• Activity: All entries must be extracted exactly, with nothing added or dropped.

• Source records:
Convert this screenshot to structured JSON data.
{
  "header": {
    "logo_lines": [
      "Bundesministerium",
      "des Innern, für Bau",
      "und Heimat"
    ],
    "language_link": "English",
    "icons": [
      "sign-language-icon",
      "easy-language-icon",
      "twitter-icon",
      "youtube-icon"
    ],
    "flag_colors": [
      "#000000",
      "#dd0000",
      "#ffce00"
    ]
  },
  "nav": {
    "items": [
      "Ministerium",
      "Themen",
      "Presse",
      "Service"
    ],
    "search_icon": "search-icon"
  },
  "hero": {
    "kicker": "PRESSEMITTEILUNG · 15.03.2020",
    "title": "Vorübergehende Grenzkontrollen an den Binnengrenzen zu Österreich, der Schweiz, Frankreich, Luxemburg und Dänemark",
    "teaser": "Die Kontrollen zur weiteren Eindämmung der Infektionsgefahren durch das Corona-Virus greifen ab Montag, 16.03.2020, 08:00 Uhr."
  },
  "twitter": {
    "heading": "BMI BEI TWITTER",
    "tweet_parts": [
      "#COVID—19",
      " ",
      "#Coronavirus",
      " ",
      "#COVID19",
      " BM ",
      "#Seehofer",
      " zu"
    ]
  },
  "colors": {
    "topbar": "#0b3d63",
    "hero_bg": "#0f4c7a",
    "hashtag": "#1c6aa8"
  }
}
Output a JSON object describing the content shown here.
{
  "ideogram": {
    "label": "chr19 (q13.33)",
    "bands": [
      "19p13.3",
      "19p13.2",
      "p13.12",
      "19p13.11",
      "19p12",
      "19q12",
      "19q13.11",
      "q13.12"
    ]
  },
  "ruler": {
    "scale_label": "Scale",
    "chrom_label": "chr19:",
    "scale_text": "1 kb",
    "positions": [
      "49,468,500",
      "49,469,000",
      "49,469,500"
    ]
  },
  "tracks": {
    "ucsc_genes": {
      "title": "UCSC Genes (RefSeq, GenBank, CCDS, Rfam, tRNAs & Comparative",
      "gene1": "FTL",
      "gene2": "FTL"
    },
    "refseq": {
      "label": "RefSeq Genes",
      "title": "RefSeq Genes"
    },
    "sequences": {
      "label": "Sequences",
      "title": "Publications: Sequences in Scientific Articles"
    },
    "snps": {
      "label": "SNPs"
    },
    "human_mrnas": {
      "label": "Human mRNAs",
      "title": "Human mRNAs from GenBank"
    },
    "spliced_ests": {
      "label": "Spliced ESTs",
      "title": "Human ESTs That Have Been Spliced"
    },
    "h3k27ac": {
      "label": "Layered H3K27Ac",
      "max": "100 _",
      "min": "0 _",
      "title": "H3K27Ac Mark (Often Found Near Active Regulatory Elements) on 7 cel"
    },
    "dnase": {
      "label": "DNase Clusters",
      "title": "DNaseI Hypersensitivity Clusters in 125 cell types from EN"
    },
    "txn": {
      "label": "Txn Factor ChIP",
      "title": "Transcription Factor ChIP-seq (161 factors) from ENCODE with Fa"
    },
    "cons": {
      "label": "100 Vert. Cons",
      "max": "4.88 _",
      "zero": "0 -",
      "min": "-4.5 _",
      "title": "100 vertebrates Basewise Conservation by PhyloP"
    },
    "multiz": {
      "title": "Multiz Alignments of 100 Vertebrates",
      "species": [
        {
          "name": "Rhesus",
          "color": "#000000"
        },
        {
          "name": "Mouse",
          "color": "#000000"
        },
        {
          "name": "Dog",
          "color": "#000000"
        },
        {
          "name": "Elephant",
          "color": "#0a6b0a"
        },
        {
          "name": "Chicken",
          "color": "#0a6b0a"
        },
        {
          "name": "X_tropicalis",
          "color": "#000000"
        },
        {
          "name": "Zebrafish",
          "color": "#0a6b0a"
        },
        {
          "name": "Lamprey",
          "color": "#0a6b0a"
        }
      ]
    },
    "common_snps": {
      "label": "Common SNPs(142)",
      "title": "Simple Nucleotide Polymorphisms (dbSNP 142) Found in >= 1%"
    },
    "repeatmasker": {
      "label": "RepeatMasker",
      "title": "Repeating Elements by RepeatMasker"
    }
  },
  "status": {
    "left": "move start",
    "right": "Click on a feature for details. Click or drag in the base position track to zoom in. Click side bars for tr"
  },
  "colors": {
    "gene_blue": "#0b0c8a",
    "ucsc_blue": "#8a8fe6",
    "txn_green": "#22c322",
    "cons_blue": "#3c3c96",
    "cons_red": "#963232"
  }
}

• Solution to this problem:
Convert this screenshot to structured JSON data.
{
  "header": {
    "logo_lines": [
      "Bundesministerium",
      "des Innern, für Bau",
      "und Heimat"
    ],
    "language_link": "English",
    "icons": [
      "sign-language-icon",
      "easy-language-icon",
      "twitter-icon",
      "youtube-icon"
    ],
    "flag_colors": [
      "#000000",
      "#dd0000",
      "#ffce00"
    ]
  },
  "nav": {
    "items": [
      "Ministerium",
      "Themen",
      "Presse",
      "Service"
    ],
    "search_icon": "search-icon"
  },
  "hero": {
    "kicker": "PRESSEMITTEILUNG · 15.03.2020",
    "title": "Vorübergehende Grenzkontrollen an den Binnengrenzen zu Österreich, der Schweiz, Frankreich, Luxemburg und Dänemark",
    "teaser": "Die Kontrollen zur weiteren Eindämmung der Infektionsgefahren durch das Corona-Virus greifen ab Montag, 16.03.2020, 08:00 Uhr."
  },
  "twitter": {
    "heading": "BMI BEI TWITTER",
    "tweet_parts": [
      "#COVID—19",
      " ",
      "#Coronavirus",
      " ",
      "#COVID19",
      " BM ",
      "#Seehofer",
      " zu"
    ]
  },
  "colors": {
    "topbar": "#0b3d63",
    "hero_bg": "#0f4c7a",
    "hashtag": "#1c6aa8"
  }
}
Output a JSON object describing the content shown here.
{
  "ideogram": {
    "label": "chr19 (q13.33)",
    "bands": [
      "19p13.3",
      "19p13.2",
      "p13.12",
      "19p13.11",
      "19p12",
      "19q12",
      "19q13.11",
      "q13.12"
    ]
  },
  "ruler": {
    "scale_label": "Scale",
    "chrom_label": "chr19:",
    "scale_text": "1 kb",
    "positions": [
      "49,468,500",
      "49,469,000",
      "49,469,500"
    ]
  },
  "tracks": {
    "ucsc_genes": {
      "title": "UCSC Genes (RefSeq, GenBank, CCDS, Rfam, tRNAs & Comparative",
      "gene1": "FTL",
      "gene2": "FTL"
    },
    "refseq": {
      "label": "RefSeq Genes",
      "title": "RefSeq Genes"
    },
    "sequences": {
      "label": "Sequences",
      "title": "Publications: Sequences in Scientific Articles"
    },
    "snps": {
      "label": "SNPs"
    },
    "human_mrnas": {
      "label": "Human mRNAs",
      "title": "Human mRNAs from GenBank"
    },
    "spliced_ests": {
      "label": "Spliced ESTs",
      "title": "Human ESTs That Have Been Spliced"
    },
    "h3k27ac": {
      "label": "Layered H3K27Ac",
      "max": "100 _",
      "min": "0 _",
      "title": "H3K27Ac Mark (Often Found Near Active Regulatory Elements) on 7 cel"
    },
    "dnase": {
      "label": "DNase Clusters",
      "title": "DNaseI Hypersensitivity Clusters in 125 cell types from EN"
    },
    "txn": {
      "label": "Txn Factor ChIP",
      "title": "Transcription Factor ChIP-seq (161 factors) from ENCODE with Fa"
    },
    "cons": {
      "label": "100 Vert. Cons",
      "max": "4.88 _",
      "zero": "0 -",
      "min": "-4.5 _",
      "title": "100 vertebrates Basewise Conservation by PhyloP"
    },
    "multiz": {
      "title": "Multiz Alignments of 100 Vertebrates",
      "species": [
        {
          "name": "Rhesus",
          "color": "#000000"
        },
        {
          "name": "Mouse",
          "color": "#000000"
        },
        {
          "name": "Dog",
          "color": "#000000"
        },
        {
          "name": "Elephant",
          "color": "#0a6b0a"
        },
        {
          "name": "Chicken",
          "color": "#0a6b0a"
        },
        {
          "name": "X_tropicalis",
          "color": "#000000"
        },
        {
          "name": "Zebrafish",
          "color": "#0a6b0a"
        },
        {
          "name": "Lamprey",
          "color": "#0a6b0a"
        }
      ]
    },
    "common_snps": {
      "label": "Common SNPs(142)",
      "title": "Simple Nucleotide Polymorphisms (dbSNP 142) Found in >= 1%"
    },
    "repeatmasker": {
      "label": "RepeatMasker",
      "title": "Repeating Elements by RepeatMasker"
    }
  },
  "status": {
    "left": "move start",
    "right": "Click on a feature for details. Click or drag in the base position track to zoom in. Click side bars for tr"
  },
  "colors": {
    "gene_blue": "#0b0c8a",
    "ucsc_blue": "#8a8fe6",
    "txn_green": "#22c322",
    "cons_blue": "#3c3c96",
    "cons_red": "#963232"
  }
}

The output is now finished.